**Instruction**: Produce an exact transcription of the listing below, omitting the pictures.

## START

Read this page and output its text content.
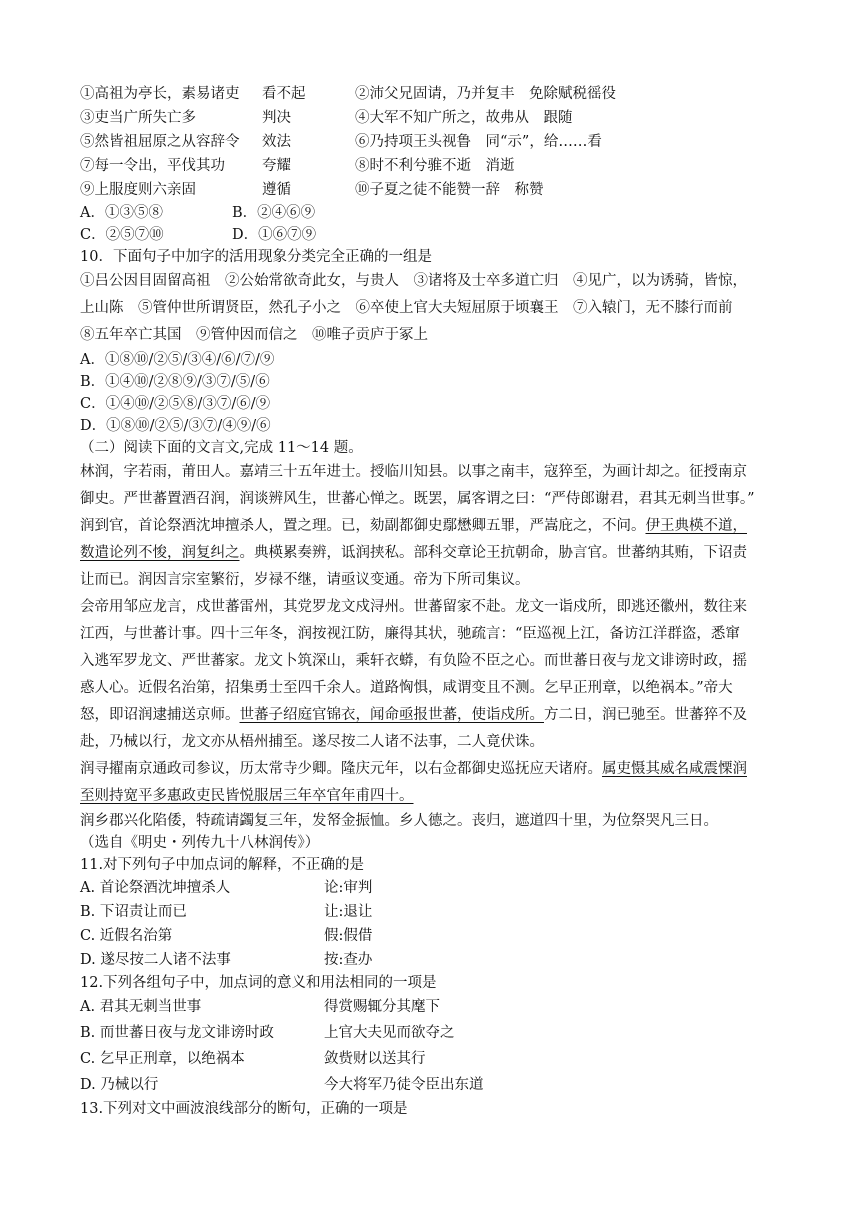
①高祖为亭长，素易诸吏 看不起	②沛父兄固请，乃并复丰　免除赋税徭役
③吏当广所失亡多	判决	④大军不知广所之，故弗从　跟随
⑤然皆祖屈原之从容辞令 效法	⑥乃持项王头视鲁　同“示”，给……看
⑦每一令出，平伐其功	夸耀	⑧时不利兮骓不逝　消逝
⑨上服度则六亲固	遵循	⑩子夏之徒不能赞一辞　称赞
A．①③⑤⑧	B．②④⑥⑨
C．②⑤⑦⑩	D．①⑥⑦⑨
10．下面句子中加字的活用现象分类完全正确的一组是
①吕公因目固留高祖　②公始常欲奇此女，与贵人　③诸将及士卒多道亡归　④见广，以为诱骑，皆惊，
上山陈　⑤管仲世所谓贤臣，然孔子小之　⑥卒使上官大夫短屈原于顷襄王　⑦入辕门，无不膝行而前
⑧五年卒亡其国　⑨管仲因而信之　⑩唯子贡庐于冢上
A．①⑧⑩/②⑤/③④/⑥/⑦/⑨
B．①④⑩/②⑧⑨/③⑦/⑤/⑥
C．①④⑩/②⑤⑧/③⑦/⑥/⑨
D．①⑧⑩/②⑤/③⑦/④⑨/⑥
（二）阅读下面的文言文,完成 11～14 题。
林润，字若雨，莆田人。嘉靖三十五年进士。授临川知县。以事之南丰，寇猝至，为画计却之。征授南京
御史。严世蕃置酒召润，润谈辨风生，世蕃心惮之。既罢，属客谓之曰：“严侍郎谢君，君其无刺当世事。”
润到官，首论祭酒沈坤擅杀人，置之理。已，劾副都御史鄢懋卿五罪，严嵩庇之，不问。伊王典楧不道，
数遣论列不悛，润复纠之。典楧累奏辨，诋润挟私。部科交章论王抗朝命，胁言官。世蕃纳其贿，下诏责
让而已。润因言宗室繁衍，岁禄不继，请亟议变通。帝为下所司集议。
会帝用邹应龙言，戍世蕃雷州，其党罗龙文戍浔州。世蕃留家不赴。龙文一诣戍所，即逃还徽州，数往来
江西，与世蕃计事。四十三年冬，润按视江防，廉得其状，驰疏言：“臣巡视上江，备访江洋群盗，悉窜
入逃军罗龙文、严世蕃家。龙文卜筑深山，乘轩衣蟒，有负险不臣之心。而世蕃日夜与龙文诽谤时政，摇
惑人心。近假名治第，招集勇士至四千余人。道路恟惧，咸谓变且不测。乞早正刑章，以绝祸本。”帝大
怒，即诏润逮捕送京师。世蕃子绍庭官锦衣，闻命亟报世蕃，使诣戍所。方二日，润已驰至。世蕃猝不及
赴，乃械以行，龙文亦从梧州捕至。遂尽按二人诸不法事，二人竟伏诛。
润寻擢南京通政司参议，历太常寺少卿。隆庆元年，以右佥都御史巡抚应天诸府。属吏慑其威名咸震慄润
至则持宽平多惠政吏民皆悦服居三年卒官年甫四十。
润乡郡兴化陷倭，特疏请蠲复三年，发帑金振恤。乡人德之。丧归，遮道四十里，为位祭哭凡三日。
（选自《明史・列传九十八林润传》）
11.对下列句子中加点词的解释，不正确的是
A. 首论祭酒沈坤擅杀人	论:审判
B. 下诏责让而已	让:退让
C. 近假名治第	假:假借
D. 遂尽按二人诸不法事	按:查办
12.下列各组句子中，加点词的意义和用法相同的一项是
A. 君其无刺当世事	得赏赐辄分其麾下
B. 而世蕃日夜与龙文诽谤时政	上官大夫见而欲夺之
C. 乞早正刑章，以绝祸本	敛赀财以送其行
D. 乃械以行	今大将军乃徒令臣出东道
13.下列对文中画波浪线部分的断句，正确的一项是
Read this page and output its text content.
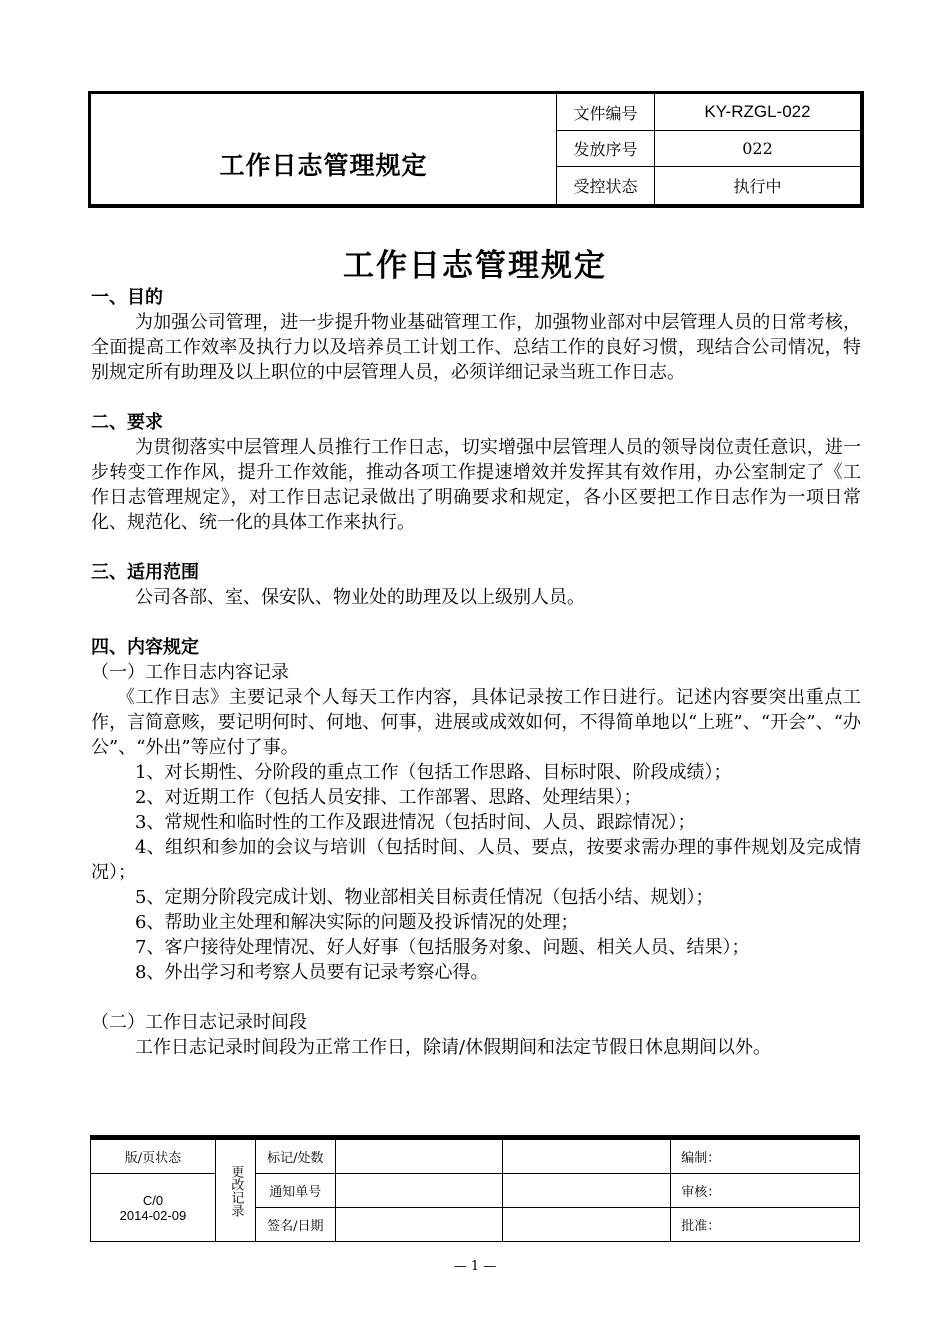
工作日志管理规定
文件编号	KY-RZGL-022
发放序号	022
受控状态	执行中
工作日志管理规定
一、目的

为加强公司管理，进一步提升物业基础管理工作，加强物业部对中层管理人员的日常考核，全面提高工作效率及执行力以及培养员工计划工作、总结工作的良好习惯，现结合公司情况，特别规定所有助理及以上职位的中层管理人员，必须详细记录当班工作日志。

二、要求

为贯彻落实中层管理人员推行工作日志，切实增强中层管理人员的领导岗位责任意识，进一步转变工作作风，提升工作效能，推动各项工作提速增效并发挥其有效作用，办公室制定了《工作日志管理规定》，对工作日志记录做出了明确要求和规定，各小区要把工作日志作为一项日常化、规范化、统一化的具体工作来执行。

三、适用范围

公司各部、室、保安队、物业处的助理及以上级别人员。

四、内容规定

（一）工作日志内容记录

《工作日志》主要记录个人每天工作内容，具体记录按工作日进行。记述内容要突出重点工作，言简意赅，要记明何时、何地、何事，进展或成效如何，不得简单地以“上班”、“开会”、“办公”、“外出”等应付了事。

1、对长期性、分阶段的重点工作（包括工作思路、目标时限、阶段成绩）；

2、对近期工作（包括人员安排、工作部署、思路、处理结果）；

3、常规性和临时性的工作及跟进情况（包括时间、人员、跟踪情况）；

4、组织和参加的会议与培训（包括时间、人员、要点，按要求需办理的事件规划及完成情况）；

5、定期分阶段完成计划、物业部相关目标责任情况（包括小结、规划）；

6、帮助业主处理和解决实际的问题及投诉情况的处理；

7、客户接待处理情况、好人好事（包括服务对象、问题、相关人员、结果）；

8、外出学习和考察人员要有记录考察心得。

（二）工作日志记录时间段

工作日志记录时间段为正常工作日，除请/休假期间和法定节假日休息期间以外。

版/页状态	更改记录	标记/处数			编制：

C/0
2014-02-09		通知单号			审核：
		签名/日期			批准：
— 1 —
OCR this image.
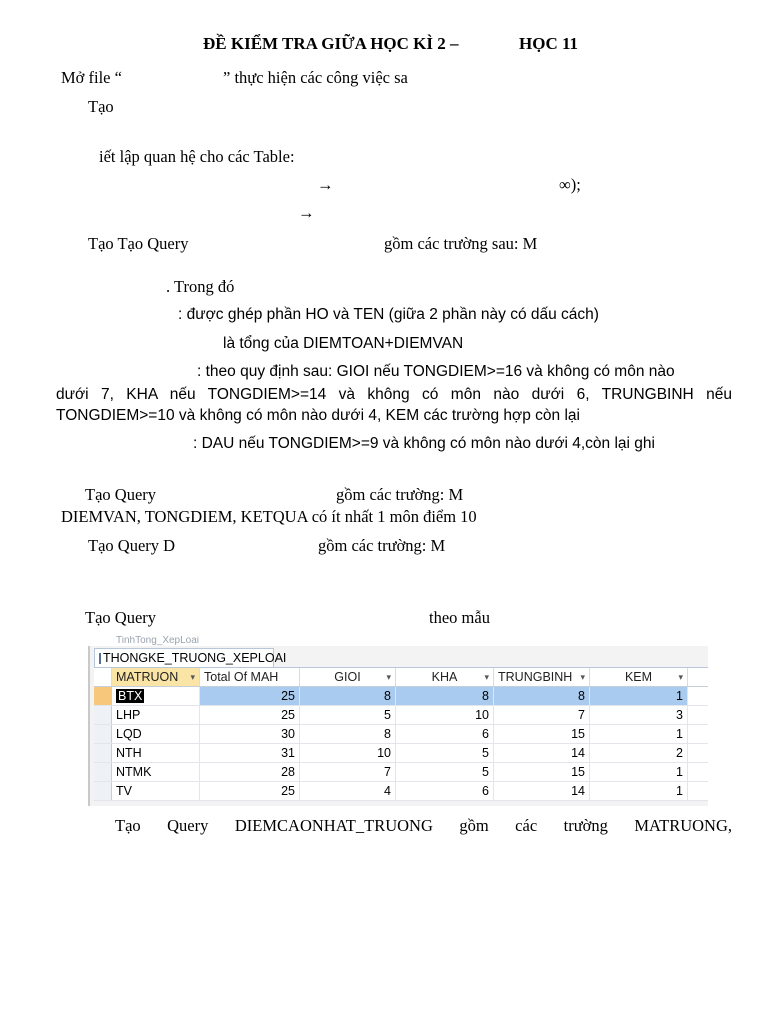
ĐỀ KIỂM TRA GIỮA HỌC KÌ 2 –	HỌC 11
Mở file “	” thực hiện các công việc sa
Tạo
iết lập quan hệ cho các Table:
→	∞);
→
Tạo Tạo Query	gồm các trường sau: M
. Trong đó
: được ghép phần HO và TEN (giữa 2 phần này có dấu cách)
là tổng của DIEMTOAN+DIEMVAN
: theo quy định sau: GIOI nếu TONGDIEM>=16 và không có môn nào
dưới 7, KHA nếu TONGDIEM>=14 và không có môn nào dưới 6, TRUNGBINH nếu
TONGDIEM>=10 và không có môn nào dưới 4, KEM các trường hợp còn lại
: DAU nếu TONGDIEM>=9 và không có môn nào dưới 4,còn lại ghi
Tạo Query	gồm các trường: M
DIEMVAN, TONGDIEM, KETQUA có ít nhất 1 môn điểm 10
Tạo Query D	gồm các trường: M
Tạo Query	theo mẫu
TinhTong_XepLoai
THONGKE_TRUONG_XEPLOAI
MATRUON ▾ Total Of MAH	GIOI	▾	KHA	▾ TRUNGBINH ▾	KEM	▾
BTX	25	8	8	8	1
LHP	25	5	10	7	3
LQD	30	8	6	15	1
NTH	31	10	5	14	2
NTMK	28	7	5	15	1
TV	25	4	6	14	1
Tạo Query DIEMCAONHAT_TRUONG gồm các trường MATRUONG,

## END

**Response below**:
Read this page and output its text content.
①高祖为亭长，素易诸吏 看不起	②沛父兄固请，乃并复丰　免除赋税徭役
③吏当广所失亡多	判决	④大军不知广所之，故弗从　跟随
⑤然皆祖屈原之从容辞令 效法	⑥乃持项王头视鲁　同“示”，给……看
⑦每一令出，平伐其功	夸耀	⑧时不利兮骓不逝　消逝
⑨上服度则六亲固	遵循	⑩子夏之徒不能赞一辞　称赞
A．①③⑤⑧	B．②④⑥⑨
C．②⑤⑦⑩	D．①⑥⑦⑨
10．下面句子中加字的活用现象分类完全正确的一组是
①吕公因目固留高祖　②公始常欲奇此女，与贵人　③诸将及士卒多道亡归　④见广，以为诱骑，皆惊，
上山陈　⑤管仲世所谓贤臣，然孔子小之　⑥卒使上官大夫短屈原于顷襄王　⑦入辕门，无不膝行而前
⑧五年卒亡其国　⑨管仲因而信之　⑩唯子贡庐于冢上
A．①⑧⑩/②⑤/③④/⑥/⑦/⑨
B．①④⑩/②⑧⑨/③⑦/⑤/⑥
C．①④⑩/②⑤⑧/③⑦/⑥/⑨
D．①⑧⑩/②⑤/③⑦/④⑨/⑥
（二）阅读下面的文言文,完成 11～14 题。
林润，字若雨，莆田人。嘉靖三十五年进士。授临川知县。以事之南丰，寇猝至，为画计却之。征授南京
御史。严世蕃置酒召润，润谈辨风生，世蕃心惮之。既罢，属客谓之曰：“严侍郎谢君，君其无刺当世事。”
润到官，首论祭酒沈坤擅杀人，置之理。已，劾副都御史鄢懋卿五罪，严嵩庇之，不问。伊王典楧不道，
数遣论列不悛，润复纠之。典楧累奏辨，诋润挟私。部科交章论王抗朝命，胁言官。世蕃纳其贿，下诏责
让而已。润因言宗室繁衍，岁禄不继，请亟议变通。帝为下所司集议。
会帝用邹应龙言，戍世蕃雷州，其党罗龙文戍浔州。世蕃留家不赴。龙文一诣戍所，即逃还徽州，数往来
江西，与世蕃计事。四十三年冬，润按视江防，廉得其状，驰疏言：“臣巡视上江，备访江洋群盗，悉窜
入逃军罗龙文、严世蕃家。龙文卜筑深山，乘轩衣蟒，有负险不臣之心。而世蕃日夜与龙文诽谤时政，摇
惑人心。近假名治第，招集勇士至四千余人。道路恟惧，咸谓变且不测。乞早正刑章，以绝祸本。”帝大
怒，即诏润逮捕送京师。世蕃子绍庭官锦衣，闻命亟报世蕃，使诣戍所。方二日，润已驰至。世蕃猝不及
赴，乃械以行，龙文亦从梧州捕至。遂尽按二人诸不法事，二人竟伏诛。
润寻擢南京通政司参议，历太常寺少卿。隆庆元年，以右佥都御史巡抚应天诸府。属吏慑其威名咸震慄润
至则持宽平多惠政吏民皆悦服居三年卒官年甫四十。
润乡郡兴化陷倭，特疏请蠲复三年，发帑金振恤。乡人德之。丧归，遮道四十里，为位祭哭凡三日。
（选自《明史・列传九十八林润传》）
11.对下列句子中加点词的解释，不正确的是
A. 首论祭酒沈坤擅杀人	论:审判
B. 下诏责让而已	让:退让
C. 近假名治第	假:假借
D. 遂尽按二人诸不法事	按:查办
12.下列各组句子中，加点词的意义和用法相同的一项是
A. 君其无刺当世事	得赏赐辄分其麾下
B. 而世蕃日夜与龙文诽谤时政	上官大夫见而欲夺之
C. 乞早正刑章，以绝祸本	敛赀财以送其行
D. 乃械以行	今大将军乃徒令臣出东道
13.下列对文中画波浪线部分的断句，正确的一项是
Read this page and output its text content.
工作日志管理规定
文件编号	KY-RZGL-022
发放序号	022
受控状态	执行中
工作日志管理规定
一、目的

为加强公司管理，进一步提升物业基础管理工作，加强物业部对中层管理人员的日常考核，全面提高工作效率及执行力以及培养员工计划工作、总结工作的良好习惯，现结合公司情况，特别规定所有助理及以上职位的中层管理人员，必须详细记录当班工作日志。

二、要求

为贯彻落实中层管理人员推行工作日志，切实增强中层管理人员的领导岗位责任意识，进一步转变工作作风，提升工作效能，推动各项工作提速增效并发挥其有效作用，办公室制定了《工作日志管理规定》，对工作日志记录做出了明确要求和规定，各小区要把工作日志作为一项日常化、规范化、统一化的具体工作来执行。

三、适用范围

公司各部、室、保安队、物业处的助理及以上级别人员。

四、内容规定

（一）工作日志内容记录

《工作日志》主要记录个人每天工作内容，具体记录按工作日进行。记述内容要突出重点工作，言简意赅，要记明何时、何地、何事，进展或成效如何，不得简单地以“上班”、“开会”、“办公”、“外出”等应付了事。

1、对长期性、分阶段的重点工作（包括工作思路、目标时限、阶段成绩）；

2、对近期工作（包括人员安排、工作部署、思路、处理结果）；

3、常规性和临时性的工作及跟进情况（包括时间、人员、跟踪情况）；

4、组织和参加的会议与培训（包括时间、人员、要点，按要求需办理的事件规划及完成情况）；

5、定期分阶段完成计划、物业部相关目标责任情况（包括小结、规划）；

6、帮助业主处理和解决实际的问题及投诉情况的处理；

7、客户接待处理情况、好人好事（包括服务对象、问题、相关人员、结果）；

8、外出学习和考察人员要有记录考察心得。

（二）工作日志记录时间段

工作日志记录时间段为正常工作日，除请/休假期间和法定节假日休息期间以外。

版/页状态	更改记录	标记/处数			编制：

C/0
2014-02-09		通知单号			审核：
		签名/日期			批准：
— 1 —
OCR this image.
ĐỀ KIỂM TRA GIỮA HỌC KÌ 2 –	HỌC 11
Mở file “	” thực hiện các công việc sa
Tạo
iết lập quan hệ cho các Table:
→	∞);
→
Tạo Tạo Query	gồm các trường sau: M
. Trong đó
: được ghép phần HO và TEN (giữa 2 phần này có dấu cách)
là tổng của DIEMTOAN+DIEMVAN
: theo quy định sau: GIOI nếu TONGDIEM>=16 và không có môn nào
dưới 7, KHA nếu TONGDIEM>=14 và không có môn nào dưới 6, TRUNGBINH nếu
TONGDIEM>=10 và không có môn nào dưới 4, KEM các trường hợp còn lại
: DAU nếu TONGDIEM>=9 và không có môn nào dưới 4,còn lại ghi
Tạo Query	gồm các trường: M
DIEMVAN, TONGDIEM, KETQUA có ít nhất 1 môn điểm 10
Tạo Query D	gồm các trường: M
Tạo Query	theo mẫu
TinhTong_XepLoai
THONGKE_TRUONG_XEPLOAI
MATRUON ▾ Total Of MAH	GIOI	▾	KHA	▾ TRUNGBINH ▾	KEM	▾
BTX	25	8	8	8	1
LHP	25	5	10	7	3
LQD	30	8	6	15	1
NTH	31	10	5	14	2
NTMK	28	7	5	15	1
TV	25	4	6	14	1
Tạo Query DIEMCAONHAT_TRUONG gồm các trường MATRUONG,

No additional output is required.